Source material:
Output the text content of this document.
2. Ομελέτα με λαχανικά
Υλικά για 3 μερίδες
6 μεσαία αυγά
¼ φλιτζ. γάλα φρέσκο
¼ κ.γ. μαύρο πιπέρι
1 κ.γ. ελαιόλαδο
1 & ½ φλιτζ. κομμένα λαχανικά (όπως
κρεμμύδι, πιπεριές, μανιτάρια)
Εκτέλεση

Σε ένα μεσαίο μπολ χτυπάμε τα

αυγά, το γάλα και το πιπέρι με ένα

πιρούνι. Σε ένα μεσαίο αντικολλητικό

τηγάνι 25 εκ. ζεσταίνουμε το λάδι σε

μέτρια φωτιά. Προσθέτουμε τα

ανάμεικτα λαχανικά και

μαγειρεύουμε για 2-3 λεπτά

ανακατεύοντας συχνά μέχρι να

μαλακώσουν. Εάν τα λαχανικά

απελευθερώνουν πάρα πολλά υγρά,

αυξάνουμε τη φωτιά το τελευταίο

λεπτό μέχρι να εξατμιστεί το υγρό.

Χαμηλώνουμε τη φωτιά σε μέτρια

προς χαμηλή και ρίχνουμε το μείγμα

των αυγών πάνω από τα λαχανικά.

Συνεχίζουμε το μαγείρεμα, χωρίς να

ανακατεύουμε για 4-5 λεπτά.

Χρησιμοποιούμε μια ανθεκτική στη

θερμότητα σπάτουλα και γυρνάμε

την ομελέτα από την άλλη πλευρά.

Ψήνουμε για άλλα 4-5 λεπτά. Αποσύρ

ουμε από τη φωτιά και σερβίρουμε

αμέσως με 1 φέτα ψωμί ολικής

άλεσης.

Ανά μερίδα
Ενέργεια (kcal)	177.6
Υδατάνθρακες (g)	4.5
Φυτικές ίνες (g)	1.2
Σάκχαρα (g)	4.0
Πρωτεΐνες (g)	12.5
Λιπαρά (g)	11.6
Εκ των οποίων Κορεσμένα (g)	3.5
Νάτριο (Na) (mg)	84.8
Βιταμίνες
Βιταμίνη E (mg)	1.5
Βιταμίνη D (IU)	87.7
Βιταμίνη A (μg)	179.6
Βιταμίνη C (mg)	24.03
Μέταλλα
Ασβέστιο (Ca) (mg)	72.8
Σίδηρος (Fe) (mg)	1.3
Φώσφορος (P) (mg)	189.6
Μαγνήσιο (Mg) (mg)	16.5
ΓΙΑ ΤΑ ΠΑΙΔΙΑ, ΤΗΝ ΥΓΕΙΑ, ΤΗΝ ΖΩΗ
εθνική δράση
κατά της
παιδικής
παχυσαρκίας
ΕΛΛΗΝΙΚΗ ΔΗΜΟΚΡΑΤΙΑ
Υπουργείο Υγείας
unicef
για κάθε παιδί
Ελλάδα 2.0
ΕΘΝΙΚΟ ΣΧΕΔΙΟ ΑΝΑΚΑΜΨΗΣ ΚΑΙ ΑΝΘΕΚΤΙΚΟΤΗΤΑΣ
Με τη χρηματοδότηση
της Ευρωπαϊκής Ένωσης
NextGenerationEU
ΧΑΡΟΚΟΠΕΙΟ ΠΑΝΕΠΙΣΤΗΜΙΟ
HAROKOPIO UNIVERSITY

Exercise task: Exactly reproduce all of the entries.

Solution to this exercise:
Output the text content of this document.
2. Ομελέτα με λαχανικά
Υλικά για 3 μερίδες
6 μεσαία αυγά
¼ φλιτζ. γάλα φρέσκο
¼ κ.γ. μαύρο πιπέρι
1 κ.γ. ελαιόλαδο
1 & ½ φλιτζ. κομμένα λαχανικά (όπως
κρεμμύδι, πιπεριές, μανιτάρια)
Εκτέλεση

Σε ένα μεσαίο μπολ χτυπάμε τα

αυγά, το γάλα και το πιπέρι με ένα

πιρούνι. Σε ένα μεσαίο αντικολλητικό

τηγάνι 25 εκ. ζεσταίνουμε το λάδι σε

μέτρια φωτιά. Προσθέτουμε τα

ανάμεικτα λαχανικά και

μαγειρεύουμε για 2-3 λεπτά

ανακατεύοντας συχνά μέχρι να

μαλακώσουν. Εάν τα λαχανικά

απελευθερώνουν πάρα πολλά υγρά,

αυξάνουμε τη φωτιά το τελευταίο

λεπτό μέχρι να εξατμιστεί το υγρό.

Χαμηλώνουμε τη φωτιά σε μέτρια

προς χαμηλή και ρίχνουμε το μείγμα

των αυγών πάνω από τα λαχανικά.

Συνεχίζουμε το μαγείρεμα, χωρίς να

ανακατεύουμε για 4-5 λεπτά.

Χρησιμοποιούμε μια ανθεκτική στη

θερμότητα σπάτουλα και γυρνάμε

την ομελέτα από την άλλη πλευρά.

Ψήνουμε για άλλα 4-5 λεπτά. Αποσύρ

ουμε από τη φωτιά και σερβίρουμε

αμέσως με 1 φέτα ψωμί ολικής

άλεσης.

Ανά μερίδα
Ενέργεια (kcal)	177.6
Υδατάνθρακες (g)	4.5
Φυτικές ίνες (g)	1.2
Σάκχαρα (g)	4.0
Πρωτεΐνες (g)	12.5
Λιπαρά (g)	11.6
Εκ των οποίων Κορεσμένα (g)	3.5
Νάτριο (Na) (mg)	84.8
Βιταμίνες
Βιταμίνη E (mg)	1.5
Βιταμίνη D (IU)	87.7
Βιταμίνη A (μg)	179.6
Βιταμίνη C (mg)	24.03
Μέταλλα
Ασβέστιο (Ca) (mg)	72.8
Σίδηρος (Fe) (mg)	1.3
Φώσφορος (P) (mg)	189.6
Μαγνήσιο (Mg) (mg)	16.5
ΓΙΑ ΤΑ ΠΑΙΔΙΑ, ΤΗΝ ΥΓΕΙΑ, ΤΗΝ ΖΩΗ
εθνική δράση
κατά της
παιδικής
παχυσαρκίας
ΕΛΛΗΝΙΚΗ ΔΗΜΟΚΡΑΤΙΑ
Υπουργείο Υγείας
unicef
για κάθε παιδί
Ελλάδα 2.0
ΕΘΝΙΚΟ ΣΧΕΔΙΟ ΑΝΑΚΑΜΨΗΣ ΚΑΙ ΑΝΘΕΚΤΙΚΟΤΗΤΑΣ
Με τη χρηματοδότηση
της Ευρωπαϊκής Ένωσης
NextGenerationEU
ΧΑΡΟΚΟΠΕΙΟ ΠΑΝΕΠΙΣΤΗΜΙΟ
HAROKOPIO UNIVERSITY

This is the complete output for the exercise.